>> Begin

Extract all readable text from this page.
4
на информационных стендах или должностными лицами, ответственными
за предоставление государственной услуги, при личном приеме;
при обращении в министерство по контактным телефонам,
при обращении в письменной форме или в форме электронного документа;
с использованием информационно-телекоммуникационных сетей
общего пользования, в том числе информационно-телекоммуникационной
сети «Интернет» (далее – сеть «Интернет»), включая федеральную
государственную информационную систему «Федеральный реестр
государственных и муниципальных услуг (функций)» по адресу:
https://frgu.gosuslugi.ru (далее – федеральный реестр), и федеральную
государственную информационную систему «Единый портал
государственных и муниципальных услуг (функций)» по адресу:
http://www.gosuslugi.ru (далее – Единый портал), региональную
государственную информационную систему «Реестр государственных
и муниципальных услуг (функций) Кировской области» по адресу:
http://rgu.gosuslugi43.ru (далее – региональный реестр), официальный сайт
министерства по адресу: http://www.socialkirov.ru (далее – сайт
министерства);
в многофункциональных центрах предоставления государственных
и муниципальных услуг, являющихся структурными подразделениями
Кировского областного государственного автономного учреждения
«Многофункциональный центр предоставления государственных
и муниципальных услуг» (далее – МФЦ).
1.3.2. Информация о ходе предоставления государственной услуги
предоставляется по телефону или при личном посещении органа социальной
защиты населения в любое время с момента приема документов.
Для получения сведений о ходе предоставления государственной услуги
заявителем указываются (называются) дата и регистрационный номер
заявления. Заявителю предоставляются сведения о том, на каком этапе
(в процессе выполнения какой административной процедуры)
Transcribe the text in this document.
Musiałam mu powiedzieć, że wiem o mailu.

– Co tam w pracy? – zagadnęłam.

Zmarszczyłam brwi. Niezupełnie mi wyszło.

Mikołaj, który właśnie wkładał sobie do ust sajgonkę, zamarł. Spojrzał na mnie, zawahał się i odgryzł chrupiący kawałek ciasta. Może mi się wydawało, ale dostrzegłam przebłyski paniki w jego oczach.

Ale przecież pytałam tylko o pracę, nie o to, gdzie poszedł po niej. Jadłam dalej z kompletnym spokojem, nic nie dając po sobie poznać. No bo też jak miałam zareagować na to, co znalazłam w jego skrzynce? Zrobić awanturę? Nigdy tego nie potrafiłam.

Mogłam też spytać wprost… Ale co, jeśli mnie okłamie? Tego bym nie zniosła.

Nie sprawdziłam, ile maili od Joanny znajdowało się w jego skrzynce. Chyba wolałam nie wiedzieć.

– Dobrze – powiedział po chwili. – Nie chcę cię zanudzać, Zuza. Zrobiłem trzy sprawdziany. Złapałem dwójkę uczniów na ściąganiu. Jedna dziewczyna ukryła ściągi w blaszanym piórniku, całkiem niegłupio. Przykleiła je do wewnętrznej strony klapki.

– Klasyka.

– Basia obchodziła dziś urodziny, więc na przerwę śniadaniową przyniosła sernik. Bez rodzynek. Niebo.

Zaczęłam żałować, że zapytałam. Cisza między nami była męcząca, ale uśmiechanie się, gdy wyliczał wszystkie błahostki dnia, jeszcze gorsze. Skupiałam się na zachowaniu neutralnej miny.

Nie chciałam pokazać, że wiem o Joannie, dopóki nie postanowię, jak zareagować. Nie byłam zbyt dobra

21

>> End

In the entries above, locate every line with the word "сайт" and copy it.

http://rgu.gosuslugi43.ru (далее – региональный реестр), официальный сайт
министерства по адресу: http://www.socialkirov.ru (далее – сайт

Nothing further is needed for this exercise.